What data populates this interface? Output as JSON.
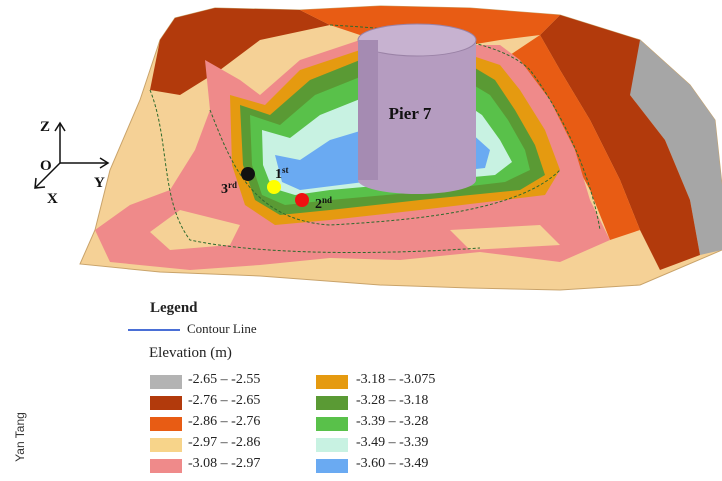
{
  "axes": {
    "z": "Z",
    "o": "O",
    "x": "X",
    "y": "Y"
  },
  "pier_label": "Pier 7",
  "points": [
    {
      "label": "1",
      "sup": "st",
      "color": "#ffff00"
    },
    {
      "label": "2",
      "sup": "nd",
      "color": "#ee1111"
    },
    {
      "label": "3",
      "sup": "rd",
      "color": "#111111"
    }
  ],
  "legend": {
    "title": "Legend",
    "contour_label": "Contour Line",
    "elevation_title": "Elevation (m)",
    "items": [
      {
        "range": "-2.65  –  -2.55",
        "color": "#b3b3b3"
      },
      {
        "range": "-2.76  –  -2.65",
        "color": "#b23a0c"
      },
      {
        "range": "-2.86  –  -2.76",
        "color": "#e85c14"
      },
      {
        "range": "-2.97  –  -2.86",
        "color": "#f7d48a"
      },
      {
        "range": "-3.08  –  -2.97",
        "color": "#ef8a8a"
      },
      {
        "range": "-3.18  –  -3.075",
        "color": "#e59a10"
      },
      {
        "range": "-3.28  –  -3.18",
        "color": "#5a9a34"
      },
      {
        "range": "-3.39  –  -3.28",
        "color": "#59c14a"
      },
      {
        "range": "-3.49  –  -3.39",
        "color": "#c8f2e2"
      },
      {
        "range": "-3.60  –  -3.49",
        "color": "#6aaaf2"
      }
    ]
  },
  "credit": "Yan Tang"
}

Exercise details – Copy out the records above in full, exactly as written, but not the pictures.

Final answer –
What data populates this interface? Output as JSON.
{
  "axes": {
    "z": "Z",
    "o": "O",
    "x": "X",
    "y": "Y"
  },
  "pier_label": "Pier 7",
  "points": [
    {
      "label": "1",
      "sup": "st",
      "color": "#ffff00"
    },
    {
      "label": "2",
      "sup": "nd",
      "color": "#ee1111"
    },
    {
      "label": "3",
      "sup": "rd",
      "color": "#111111"
    }
  ],
  "legend": {
    "title": "Legend",
    "contour_label": "Contour Line",
    "elevation_title": "Elevation (m)",
    "items": [
      {
        "range": "-2.65  –  -2.55",
        "color": "#b3b3b3"
      },
      {
        "range": "-2.76  –  -2.65",
        "color": "#b23a0c"
      },
      {
        "range": "-2.86  –  -2.76",
        "color": "#e85c14"
      },
      {
        "range": "-2.97  –  -2.86",
        "color": "#f7d48a"
      },
      {
        "range": "-3.08  –  -2.97",
        "color": "#ef8a8a"
      },
      {
        "range": "-3.18  –  -3.075",
        "color": "#e59a10"
      },
      {
        "range": "-3.28  –  -3.18",
        "color": "#5a9a34"
      },
      {
        "range": "-3.39  –  -3.28",
        "color": "#59c14a"
      },
      {
        "range": "-3.49  –  -3.39",
        "color": "#c8f2e2"
      },
      {
        "range": "-3.60  –  -3.49",
        "color": "#6aaaf2"
      }
    ]
  },
  "credit": "Yan Tang"
}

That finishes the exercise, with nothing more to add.